*Data shown*:

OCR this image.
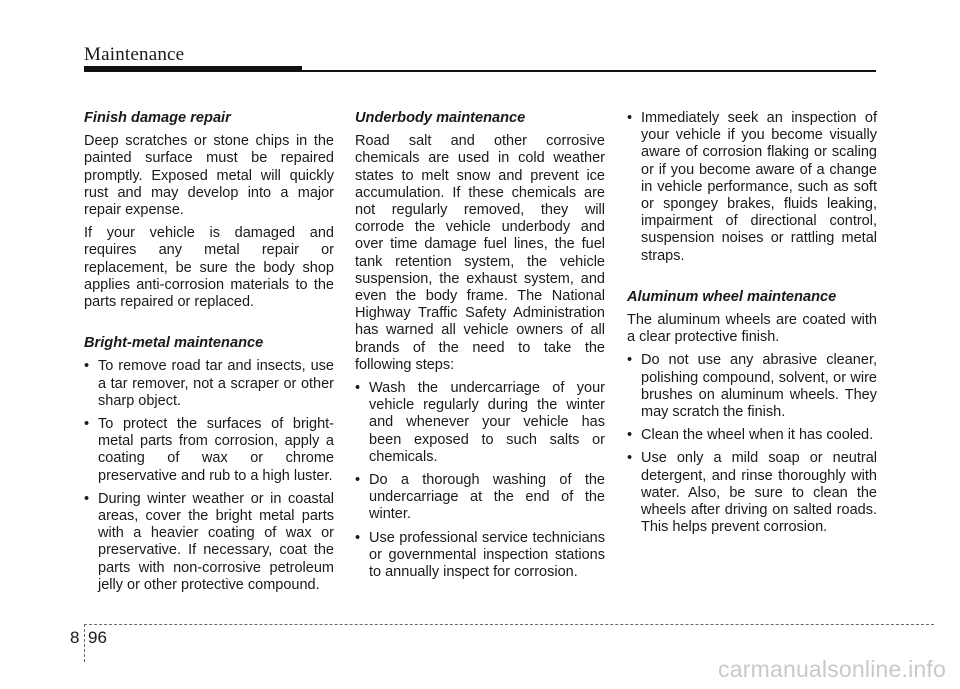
Maintenance
Finish damage repair

Deep scratches or stone chips in the painted surface must be repaired promptly. Exposed metal will quickly rust and may develop into a major repair expense.

If your vehicle is damaged and requires any metal repair or replacement, be sure the body shop applies anti-corrosion materials to the parts repaired or replaced.

Bright-metal maintenance
• To remove road tar and insects, use a tar remover, not a scraper or other sharp object.
• To protect the surfaces of bright-metal parts from corrosion, apply a coating of wax or chrome preservative and rub to a high luster.
• During winter weather or in coastal areas, cover the bright metal parts with a heavier coating of wax or preservative. If necessary, coat the parts with non-corrosive petroleum jelly or other protective compound.
Underbody maintenance

Road salt and other corrosive chemicals are used in cold weather states to melt snow and prevent ice accumulation. If these chemicals are not regularly removed, they will corrode the vehicle underbody and over time damage fuel lines, the fuel tank retention system, the vehicle suspension, the exhaust system, and even the body frame. The National Highway Traffic Safety Administration has warned all vehicle owners of all brands of the need to take the following steps:

• Wash the undercarriage of your vehicle regularly during the winter and whenever your vehicle has been exposed to such salts or chemicals.
• Do a thorough washing of the undercarriage at the end of the winter.
• Use professional service technicians or governmental inspection stations to annually inspect for corrosion.
• Immediately seek an inspection of your vehicle if you become visually aware of corrosion flaking or scaling or if you become aware of a change in vehicle performance, such as soft or spongey brakes, fluids leaking, impairment of directional control, suspension noises or rattling metal straps.
Aluminum wheel maintenance

The aluminum wheels are coated with a clear protective finish.

• Do not use any abrasive cleaner, polishing compound, solvent, or wire brushes on aluminum wheels. They may scratch the finish.
• Clean the wheel when it has cooled.
• Use only a mild soap or neutral detergent, and rinse thoroughly with water. Also, be sure to clean the wheels after driving on salted roads. This helps prevent corrosion.
8 96
carmanualsonline.info
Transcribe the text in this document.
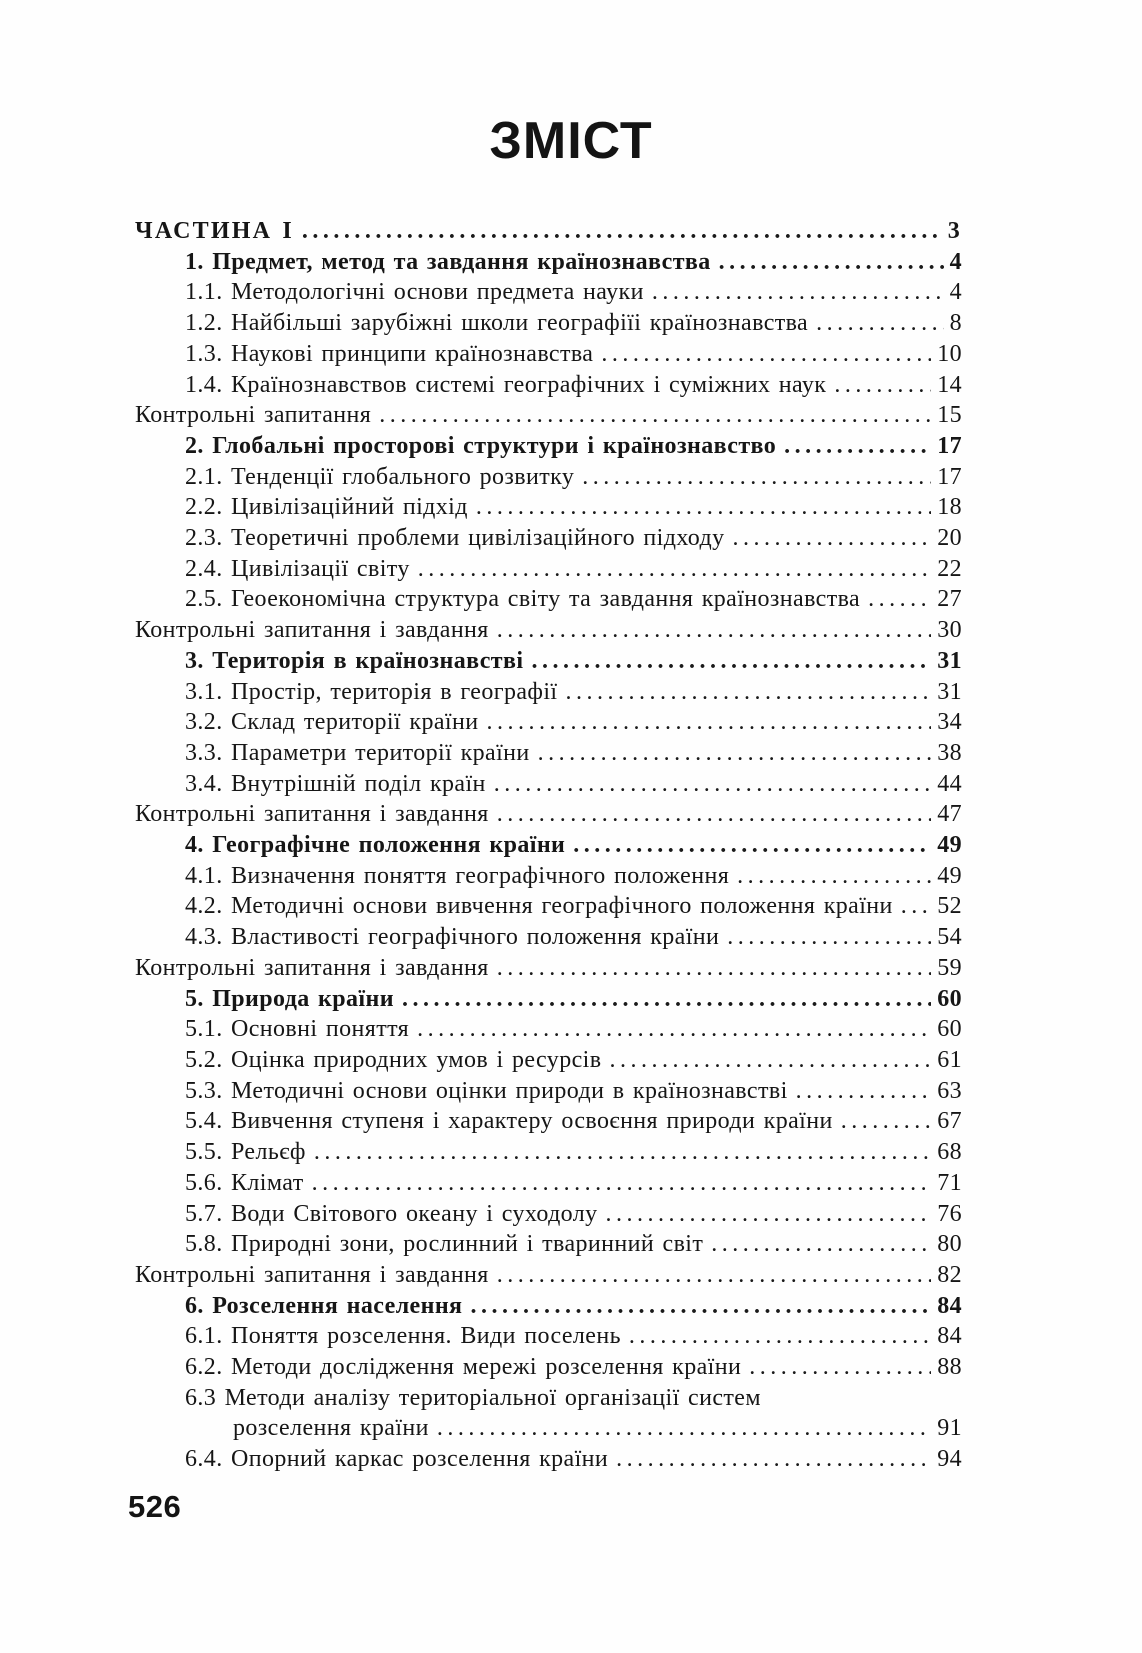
ЗМІСТ
ЧАСТИНА I .....	3
1. Предмет, метод та завдання країнознавства .....	4
1.1. Методологічні основи предмета науки .....	4
1.2. Найбільші зарубіжні школи географіїі країнознавства .....	8
1.3. Наукові принципи країнознавства .....	10
1.4. Країнознавствов системі географічних і суміжних наук .....	14
Контрольні запитання .....	15
2. Глобальні просторові структури і країнознавство .....	17
2.1. Тенденції глобального розвитку .....	17
2.2. Цивілізаційний підхід .....	18
2.3. Теоретичні проблеми цивілізаційного підходу .....	20
2.4. Цивілізації світу .....	22
2.5. Геоекономічна структура світу та завдання країнознавства .....	27
Контрольні запитання і завдання .....	30
3. Територія в країнознавстві .....	31
3.1. Простір, територія в географії .....	31
3.2. Склад території країни .....	34
3.3. Параметри території країни .....	38
3.4. Внутрішній поділ країн .....	44
Контрольні запитання і завдання .....	47
4. Географічне положення країни .....	49
4.1. Визначення поняття географічного положення .....	49
4.2. Методичні основи вивчення географічного положення країни ..... 52
4.3. Властивості географічного положення країни .....	54
Контрольні запитання і завдання .....	59
5. Природа країни .....	60
5.1. Основні поняття .....	60
5.2. Оцінка природних умов і ресурсів .....	61
5.3. Методичні основи оцінки природи в країнознавстві .....	63
5.4. Вивчення ступеня і характеру освоєння природи країни .....	67
5.5. Рельєф .....	68
5.6. Клімат .....	71
5.7. Води Світового океану і суходолу .....	76
5.8. Природні зони, рослинний і тваринний світ .....	80
Контрольні запитання і завдання .....	82
6. Розселення населення .....	84
6.1. Поняття розселення. Види поселень .....	84
6.2. Методи дослідження мережі розселення країни .....	88
6.3 Методи аналізу територіальної організації систем
розселення країни .....	91
6.4. Опорний каркас розселення країни .....	94
526
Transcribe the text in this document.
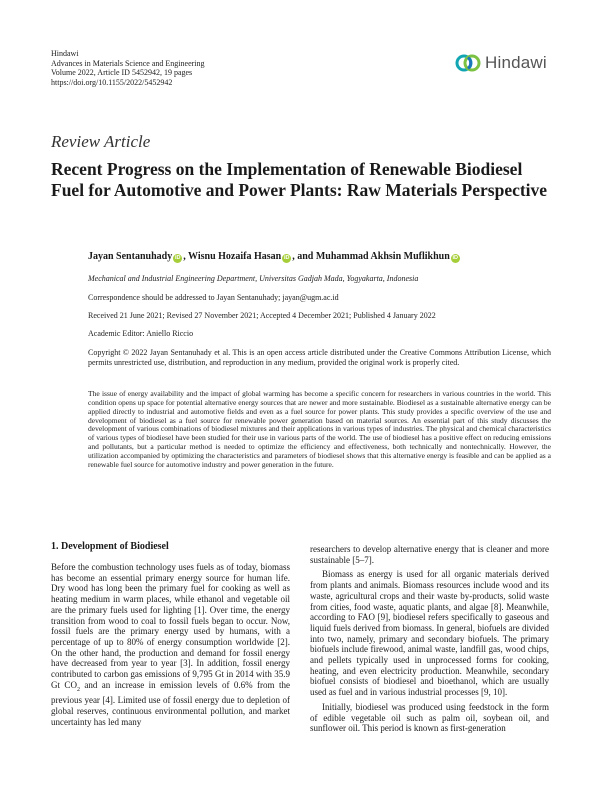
Hindawi
Advances in Materials Science and Engineering
Volume 2022, Article ID 5452942, 19 pages
https://doi.org/10.1155/2022/5452942
Hindawi
Review Article
Recent Progress on the Implementation of Renewable Biodiesel Fuel for Automotive and Power Plants: Raw Materials Perspective
Jayan Sentanuhady iD , Wisnu Hozaifa Hasan iD , and Muhammad Akhsin Muflikhun iD
Mechanical and Industrial Engineering Department, Universitas Gadjah Mada, Yogyakarta, Indonesia
Correspondence should be addressed to Jayan Sentanuhady; jayan@ugm.ac.id
Received 21 June 2021; Revised 27 November 2021; Accepted 4 December 2021; Published 4 January 2022
Academic Editor: Aniello Riccio
Copyright © 2022 Jayan Sentanuhady et al. This is an open access article distributed under the Creative Commons Attribution License, which permits unrestricted use, distribution, and reproduction in any medium, provided the original work is properly cited.
The issue of energy availability and the impact of global warming has become a specific concern for researchers in various countries in the world. This condition opens up space for potential alternative energy sources that are newer and more sustainable. Biodiesel as a sustainable alternative energy can be applied directly to industrial and automotive fields and even as a fuel source for power plants. This study provides a specific overview of the use and development of biodiesel as a fuel source for renewable power generation based on material sources. An essential part of this study discusses the development of various combinations of biodiesel mixtures and their applications in various types of industries. The physical and chemical characteristics of various types of biodiesel have been studied for their use in various parts of the world. The use of biodiesel has a positive effect on reducing emissions and pollutants, but a particular method is needed to optimize the efficiency and effectiveness, both technically and nontechnically. However, the utilization accompanied by optimizing the characteristics and parameters of biodiesel shows that this alternative energy is feasible and can be applied as a renewable fuel source for automotive industry and power generation in the future.
1. Development of Biodiesel

Before the combustion technology uses fuels as of today, biomass has become an essential primary energy source for human life. Dry wood has long been the primary fuel for cooking as well as heating medium in warm places, while ethanol and vegetable oil are the primary fuels used for lighting [1]. Over time, the energy transition from wood to coal to fossil fuels began to occur. Now, fossil fuels are the primary energy used by humans, with a percentage of up to 80% of energy consumption worldwide [2]. On the other hand, the production and demand for fossil energy have decreased from year to year [3]. In addition, fossil energy contributed to carbon gas emissions of 9,795 Gt in 2014 with 35.9 Gt $CO_2$ and an increase in emission levels of 0.6% from the previous year [4]. Limited use of fossil energy due to depletion of global reserves, continuous environmental pollution, and market uncertainty has led many

researchers to develop alternative energy that is cleaner and more sustainable [5–7].

Biomass as energy is used for all organic materials derived from plants and animals. Biomass resources include wood and its waste, agricultural crops and their waste by-products, solid waste from cities, food waste, aquatic plants, and algae [8]. Meanwhile, according to FAO [9], biodiesel refers specifically to gaseous and liquid fuels derived from biomass. In general, biofuels are divided into two, namely, primary and secondary biofuels. The primary biofuels include firewood, animal waste, landfill gas, wood chips, and pellets typically used in unprocessed forms for cooking, heating, and even electricity production. Meanwhile, secondary biofuel consists of biodiesel and bioethanol, which are usually used as fuel and in various industrial processes [9, 10].

Initially, biodiesel was produced using feedstock in the form of edible vegetable oil such as palm oil, soybean oil, and sunflower oil. This period is known as first-generation
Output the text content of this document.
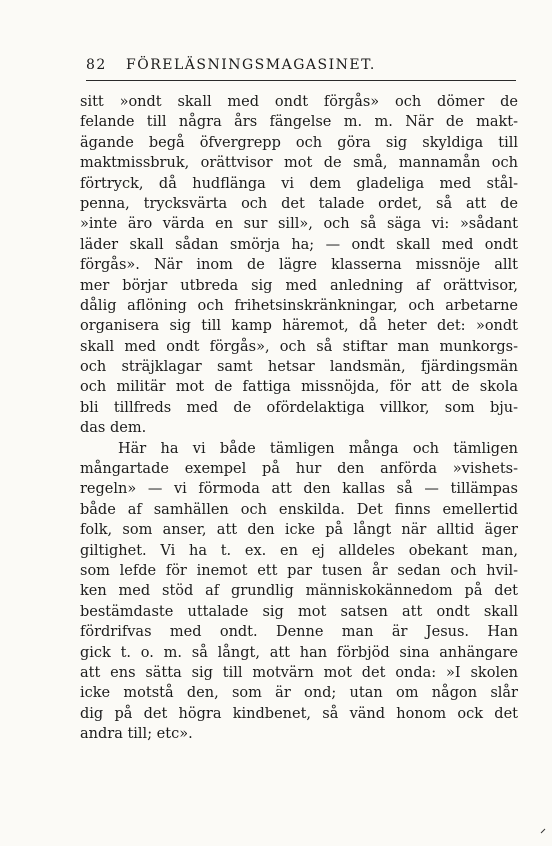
82 FÖRELÄSNINGSMAGASINET.
sitt »ondt skall med ondt förgås» och dömer de
felande till några års fängelse m. m. När de makt-
ägande begå öfvergrepp och göra sig skyldiga till
maktmissbruk, orättvisor mot de små, mannamån och
förtryck, då hudflänga vi dem gladeliga med stål-
penna, trycksvärta och det talade ordet, så att de
»inte äro värda en sur sill», och så säga vi: »sådant
läder skall sådan smörja ha; — ondt skall med ondt
förgås». När inom de lägre klasserna missnöje allt
mer börjar utbreda sig med anledning af orättvisor,
dålig aflöning och frihetsinskränkningar, och arbetarne
organisera sig till kamp häremot, då heter det: »ondt
skall med ondt förgås», och så stiftar man munkorgs-
och sträjklagar samt hetsar landsmän, fjärdingsmän
och militär mot de fattiga missnöjda, för att de skola
bli tillfreds med de ofördelaktiga villkor, som bju-
das dem.
Här ha vi både tämligen många och tämligen
mångartade exempel på hur den anförda »vishets-
regeln» — vi förmoda att den kallas så — tillämpas
både af samhällen och enskilda. Det finns emellertid
folk, som anser, att den icke på långt när alltid äger
giltighet. Vi ha t. ex. en ej alldeles obekant man,
som lefde för inemot ett par tusen år sedan och hvil-
ken med stöd af grundlig människokännedom på det
bestämdaste uttalade sig mot satsen att ondt skall
fördrifvas med ondt. Denne man är Jesus. Han
gick t. o. m. så långt, att han förbjöd sina anhängare
att ens sätta sig till motvärn mot det onda: »I skolen
icke motstå den, som är ond; utan om någon slår
dig på det högra kindbenet, så vänd honom ock det
andra till; etc».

*Short exercise*: Check every line of the data above for the string "corrosive", and copy those that have it.

*Answer to this exercise*:
• During winter weather or in coastal areas, cover the bright metal parts with a heavier coating of wax or preservative. If necessary, coat the parts with non-corrosive petroleum jelly or other protective compound.
Road salt and other corrosive chemicals are used in cold weather states to melt snow and prevent ice accumulation. If these chemicals are not regularly removed, they will corrode the vehicle underbody and over time damage fuel lines, the fuel tank retention system, the vehicle suspension, the exhaust system, and even the body frame. The National Highway Traffic Safety Administration has warned all vehicle owners of all brands of the need to take the following steps:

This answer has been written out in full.